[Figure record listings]
........

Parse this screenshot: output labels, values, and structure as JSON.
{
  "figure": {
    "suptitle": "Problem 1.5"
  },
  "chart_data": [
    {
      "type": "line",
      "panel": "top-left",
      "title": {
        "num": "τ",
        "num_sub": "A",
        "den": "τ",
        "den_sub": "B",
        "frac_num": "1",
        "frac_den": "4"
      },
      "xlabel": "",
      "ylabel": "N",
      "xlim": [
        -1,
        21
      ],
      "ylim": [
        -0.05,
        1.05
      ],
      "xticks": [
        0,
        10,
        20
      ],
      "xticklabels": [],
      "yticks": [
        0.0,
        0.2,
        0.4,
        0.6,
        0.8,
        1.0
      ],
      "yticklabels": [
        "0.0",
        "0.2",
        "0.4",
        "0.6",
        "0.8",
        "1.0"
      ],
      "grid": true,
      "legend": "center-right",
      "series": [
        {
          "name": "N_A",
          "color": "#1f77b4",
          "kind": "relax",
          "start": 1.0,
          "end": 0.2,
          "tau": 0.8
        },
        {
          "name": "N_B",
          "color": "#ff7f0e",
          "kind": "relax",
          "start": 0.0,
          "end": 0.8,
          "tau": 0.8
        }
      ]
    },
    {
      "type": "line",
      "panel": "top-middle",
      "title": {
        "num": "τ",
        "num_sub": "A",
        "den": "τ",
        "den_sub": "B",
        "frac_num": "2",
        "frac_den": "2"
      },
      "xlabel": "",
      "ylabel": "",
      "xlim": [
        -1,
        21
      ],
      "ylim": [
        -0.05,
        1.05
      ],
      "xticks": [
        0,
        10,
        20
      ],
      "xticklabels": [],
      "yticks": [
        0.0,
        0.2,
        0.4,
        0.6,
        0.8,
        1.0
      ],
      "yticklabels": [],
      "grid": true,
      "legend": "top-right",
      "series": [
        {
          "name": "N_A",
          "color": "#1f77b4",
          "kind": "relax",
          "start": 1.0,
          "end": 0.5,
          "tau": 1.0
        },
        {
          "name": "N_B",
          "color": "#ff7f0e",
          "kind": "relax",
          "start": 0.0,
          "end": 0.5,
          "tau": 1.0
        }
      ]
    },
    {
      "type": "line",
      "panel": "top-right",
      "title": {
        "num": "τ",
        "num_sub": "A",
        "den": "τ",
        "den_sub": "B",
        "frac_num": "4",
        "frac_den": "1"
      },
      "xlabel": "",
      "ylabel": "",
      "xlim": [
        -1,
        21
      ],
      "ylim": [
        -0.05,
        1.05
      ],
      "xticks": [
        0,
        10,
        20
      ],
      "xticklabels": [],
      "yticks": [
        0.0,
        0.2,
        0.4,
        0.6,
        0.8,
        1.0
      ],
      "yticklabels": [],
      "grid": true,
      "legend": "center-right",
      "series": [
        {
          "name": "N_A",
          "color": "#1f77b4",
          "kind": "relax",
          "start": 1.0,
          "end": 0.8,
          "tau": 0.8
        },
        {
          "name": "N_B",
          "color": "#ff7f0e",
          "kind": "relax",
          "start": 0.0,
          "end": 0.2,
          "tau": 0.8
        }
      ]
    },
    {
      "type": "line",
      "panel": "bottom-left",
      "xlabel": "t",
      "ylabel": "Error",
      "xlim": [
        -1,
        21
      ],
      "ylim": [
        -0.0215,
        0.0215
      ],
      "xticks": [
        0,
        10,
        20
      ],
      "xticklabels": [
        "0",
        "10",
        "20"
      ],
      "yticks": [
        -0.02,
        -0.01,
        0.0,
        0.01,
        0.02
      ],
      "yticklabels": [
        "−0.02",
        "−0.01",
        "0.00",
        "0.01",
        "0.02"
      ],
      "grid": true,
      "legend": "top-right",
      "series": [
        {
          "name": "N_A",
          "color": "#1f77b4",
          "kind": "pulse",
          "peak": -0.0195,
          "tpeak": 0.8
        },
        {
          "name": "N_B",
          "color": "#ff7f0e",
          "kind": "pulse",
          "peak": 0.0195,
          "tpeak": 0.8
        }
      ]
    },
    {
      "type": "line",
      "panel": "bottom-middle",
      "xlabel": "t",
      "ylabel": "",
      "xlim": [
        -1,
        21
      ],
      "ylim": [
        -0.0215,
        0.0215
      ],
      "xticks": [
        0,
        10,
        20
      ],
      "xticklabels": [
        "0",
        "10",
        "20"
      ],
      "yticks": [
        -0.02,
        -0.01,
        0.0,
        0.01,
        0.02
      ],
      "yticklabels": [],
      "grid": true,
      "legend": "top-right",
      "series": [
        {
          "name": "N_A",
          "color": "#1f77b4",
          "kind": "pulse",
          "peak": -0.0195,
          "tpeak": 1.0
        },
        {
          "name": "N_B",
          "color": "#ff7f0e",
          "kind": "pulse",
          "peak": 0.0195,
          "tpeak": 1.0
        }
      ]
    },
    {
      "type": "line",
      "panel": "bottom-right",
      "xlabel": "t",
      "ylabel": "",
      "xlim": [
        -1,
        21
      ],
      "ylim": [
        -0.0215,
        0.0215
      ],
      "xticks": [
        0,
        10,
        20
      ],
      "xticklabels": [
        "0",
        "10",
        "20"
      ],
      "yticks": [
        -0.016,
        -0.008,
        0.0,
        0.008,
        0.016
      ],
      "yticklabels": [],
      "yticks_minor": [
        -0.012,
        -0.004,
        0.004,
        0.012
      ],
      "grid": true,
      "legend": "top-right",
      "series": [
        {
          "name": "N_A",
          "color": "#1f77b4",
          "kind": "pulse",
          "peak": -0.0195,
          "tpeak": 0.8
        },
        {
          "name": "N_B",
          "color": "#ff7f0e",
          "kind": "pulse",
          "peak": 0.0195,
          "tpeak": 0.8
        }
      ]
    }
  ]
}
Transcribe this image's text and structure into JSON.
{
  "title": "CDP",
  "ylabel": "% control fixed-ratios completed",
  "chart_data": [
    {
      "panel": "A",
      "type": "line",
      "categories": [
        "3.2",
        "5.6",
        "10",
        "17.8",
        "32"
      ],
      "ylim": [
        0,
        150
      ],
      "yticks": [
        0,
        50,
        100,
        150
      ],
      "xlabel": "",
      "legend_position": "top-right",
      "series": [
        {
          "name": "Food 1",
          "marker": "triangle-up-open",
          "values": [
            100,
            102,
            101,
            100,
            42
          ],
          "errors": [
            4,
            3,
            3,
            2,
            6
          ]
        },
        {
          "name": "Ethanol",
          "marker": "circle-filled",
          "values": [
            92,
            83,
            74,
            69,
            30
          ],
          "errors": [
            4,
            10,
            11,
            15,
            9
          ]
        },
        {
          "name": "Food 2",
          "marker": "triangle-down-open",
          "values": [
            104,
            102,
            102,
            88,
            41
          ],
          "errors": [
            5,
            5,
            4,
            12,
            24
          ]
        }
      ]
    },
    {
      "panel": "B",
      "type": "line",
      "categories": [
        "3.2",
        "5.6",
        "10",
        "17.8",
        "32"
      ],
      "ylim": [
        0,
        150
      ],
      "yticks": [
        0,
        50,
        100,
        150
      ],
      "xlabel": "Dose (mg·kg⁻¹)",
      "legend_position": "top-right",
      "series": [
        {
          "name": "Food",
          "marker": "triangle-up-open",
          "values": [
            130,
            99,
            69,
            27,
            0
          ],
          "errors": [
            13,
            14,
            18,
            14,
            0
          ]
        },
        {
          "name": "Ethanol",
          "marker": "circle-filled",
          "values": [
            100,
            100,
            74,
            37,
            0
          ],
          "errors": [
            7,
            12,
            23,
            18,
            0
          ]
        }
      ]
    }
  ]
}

........

Write out every entry again, keeping each line exactly the same.

Parse this screenshot: output labels, values, and structure as JSON.
{
  "figure": {
    "suptitle": "Problem 1.5"
  },
  "chart_data": [
    {
      "type": "line",
      "panel": "top-left",
      "title": {
        "num": "τ",
        "num_sub": "A",
        "den": "τ",
        "den_sub": "B",
        "frac_num": "1",
        "frac_den": "4"
      },
      "xlabel": "",
      "ylabel": "N",
      "xlim": [
        -1,
        21
      ],
      "ylim": [
        -0.05,
        1.05
      ],
      "xticks": [
        0,
        10,
        20
      ],
      "xticklabels": [],
      "yticks": [
        0.0,
        0.2,
        0.4,
        0.6,
        0.8,
        1.0
      ],
      "yticklabels": [
        "0.0",
        "0.2",
        "0.4",
        "0.6",
        "0.8",
        "1.0"
      ],
      "grid": true,
      "legend": "center-right",
      "series": [
        {
          "name": "N_A",
          "color": "#1f77b4",
          "kind": "relax",
          "start": 1.0,
          "end": 0.2,
          "tau": 0.8
        },
        {
          "name": "N_B",
          "color": "#ff7f0e",
          "kind": "relax",
          "start": 0.0,
          "end": 0.8,
          "tau": 0.8
        }
      ]
    },
    {
      "type": "line",
      "panel": "top-middle",
      "title": {
        "num": "τ",
        "num_sub": "A",
        "den": "τ",
        "den_sub": "B",
        "frac_num": "2",
        "frac_den": "2"
      },
      "xlabel": "",
      "ylabel": "",
      "xlim": [
        -1,
        21
      ],
      "ylim": [
        -0.05,
        1.05
      ],
      "xticks": [
        0,
        10,
        20
      ],
      "xticklabels": [],
      "yticks": [
        0.0,
        0.2,
        0.4,
        0.6,
        0.8,
        1.0
      ],
      "yticklabels": [],
      "grid": true,
      "legend": "top-right",
      "series": [
        {
          "name": "N_A",
          "color": "#1f77b4",
          "kind": "relax",
          "start": 1.0,
          "end": 0.5,
          "tau": 1.0
        },
        {
          "name": "N_B",
          "color": "#ff7f0e",
          "kind": "relax",
          "start": 0.0,
          "end": 0.5,
          "tau": 1.0
        }
      ]
    },
    {
      "type": "line",
      "panel": "top-right",
      "title": {
        "num": "τ",
        "num_sub": "A",
        "den": "τ",
        "den_sub": "B",
        "frac_num": "4",
        "frac_den": "1"
      },
      "xlabel": "",
      "ylabel": "",
      "xlim": [
        -1,
        21
      ],
      "ylim": [
        -0.05,
        1.05
      ],
      "xticks": [
        0,
        10,
        20
      ],
      "xticklabels": [],
      "yticks": [
        0.0,
        0.2,
        0.4,
        0.6,
        0.8,
        1.0
      ],
      "yticklabels": [],
      "grid": true,
      "legend": "center-right",
      "series": [
        {
          "name": "N_A",
          "color": "#1f77b4",
          "kind": "relax",
          "start": 1.0,
          "end": 0.8,
          "tau": 0.8
        },
        {
          "name": "N_B",
          "color": "#ff7f0e",
          "kind": "relax",
          "start": 0.0,
          "end": 0.2,
          "tau": 0.8
        }
      ]
    },
    {
      "type": "line",
      "panel": "bottom-left",
      "xlabel": "t",
      "ylabel": "Error",
      "xlim": [
        -1,
        21
      ],
      "ylim": [
        -0.0215,
        0.0215
      ],
      "xticks": [
        0,
        10,
        20
      ],
      "xticklabels": [
        "0",
        "10",
        "20"
      ],
      "yticks": [
        -0.02,
        -0.01,
        0.0,
        0.01,
        0.02
      ],
      "yticklabels": [
        "−0.02",
        "−0.01",
        "0.00",
        "0.01",
        "0.02"
      ],
      "grid": true,
      "legend": "top-right",
      "series": [
        {
          "name": "N_A",
          "color": "#1f77b4",
          "kind": "pulse",
          "peak": -0.0195,
          "tpeak": 0.8
        },
        {
          "name": "N_B",
          "color": "#ff7f0e",
          "kind": "pulse",
          "peak": 0.0195,
          "tpeak": 0.8
        }
      ]
    },
    {
      "type": "line",
      "panel": "bottom-middle",
      "xlabel": "t",
      "ylabel": "",
      "xlim": [
        -1,
        21
      ],
      "ylim": [
        -0.0215,
        0.0215
      ],
      "xticks": [
        0,
        10,
        20
      ],
      "xticklabels": [
        "0",
        "10",
        "20"
      ],
      "yticks": [
        -0.02,
        -0.01,
        0.0,
        0.01,
        0.02
      ],
      "yticklabels": [],
      "grid": true,
      "legend": "top-right",
      "series": [
        {
          "name": "N_A",
          "color": "#1f77b4",
          "kind": "pulse",
          "peak": -0.0195,
          "tpeak": 1.0
        },
        {
          "name": "N_B",
          "color": "#ff7f0e",
          "kind": "pulse",
          "peak": 0.0195,
          "tpeak": 1.0
        }
      ]
    },
    {
      "type": "line",
      "panel": "bottom-right",
      "xlabel": "t",
      "ylabel": "",
      "xlim": [
        -1,
        21
      ],
      "ylim": [
        -0.0215,
        0.0215
      ],
      "xticks": [
        0,
        10,
        20
      ],
      "xticklabels": [
        "0",
        "10",
        "20"
      ],
      "yticks": [
        -0.016,
        -0.008,
        0.0,
        0.008,
        0.016
      ],
      "yticklabels": [],
      "yticks_minor": [
        -0.012,
        -0.004,
        0.004,
        0.012
      ],
      "grid": true,
      "legend": "top-right",
      "series": [
        {
          "name": "N_A",
          "color": "#1f77b4",
          "kind": "pulse",
          "peak": -0.0195,
          "tpeak": 0.8
        },
        {
          "name": "N_B",
          "color": "#ff7f0e",
          "kind": "pulse",
          "peak": 0.0195,
          "tpeak": 0.8
        }
      ]
    }
  ]
}
Transcribe this image's text and structure into JSON.
{
  "title": "CDP",
  "ylabel": "% control fixed-ratios completed",
  "chart_data": [
    {
      "panel": "A",
      "type": "line",
      "categories": [
        "3.2",
        "5.6",
        "10",
        "17.8",
        "32"
      ],
      "ylim": [
        0,
        150
      ],
      "yticks": [
        0,
        50,
        100,
        150
      ],
      "xlabel": "",
      "legend_position": "top-right",
      "series": [
        {
          "name": "Food 1",
          "marker": "triangle-up-open",
          "values": [
            100,
            102,
            101,
            100,
            42
          ],
          "errors": [
            4,
            3,
            3,
            2,
            6
          ]
        },
        {
          "name": "Ethanol",
          "marker": "circle-filled",
          "values": [
            92,
            83,
            74,
            69,
            30
          ],
          "errors": [
            4,
            10,
            11,
            15,
            9
          ]
        },
        {
          "name": "Food 2",
          "marker": "triangle-down-open",
          "values": [
            104,
            102,
            102,
            88,
            41
          ],
          "errors": [
            5,
            5,
            4,
            12,
            24
          ]
        }
      ]
    },
    {
      "panel": "B",
      "type": "line",
      "categories": [
        "3.2",
        "5.6",
        "10",
        "17.8",
        "32"
      ],
      "ylim": [
        0,
        150
      ],
      "yticks": [
        0,
        50,
        100,
        150
      ],
      "xlabel": "Dose (mg·kg⁻¹)",
      "legend_position": "top-right",
      "series": [
        {
          "name": "Food",
          "marker": "triangle-up-open",
          "values": [
            130,
            99,
            69,
            27,
            0
          ],
          "errors": [
            13,
            14,
            18,
            14,
            0
          ]
        },
        {
          "name": "Ethanol",
          "marker": "circle-filled",
          "values": [
            100,
            100,
            74,
            37,
            0
          ],
          "errors": [
            7,
            12,
            23,
            18,
            0
          ]
        }
      ]
    }
  ]
}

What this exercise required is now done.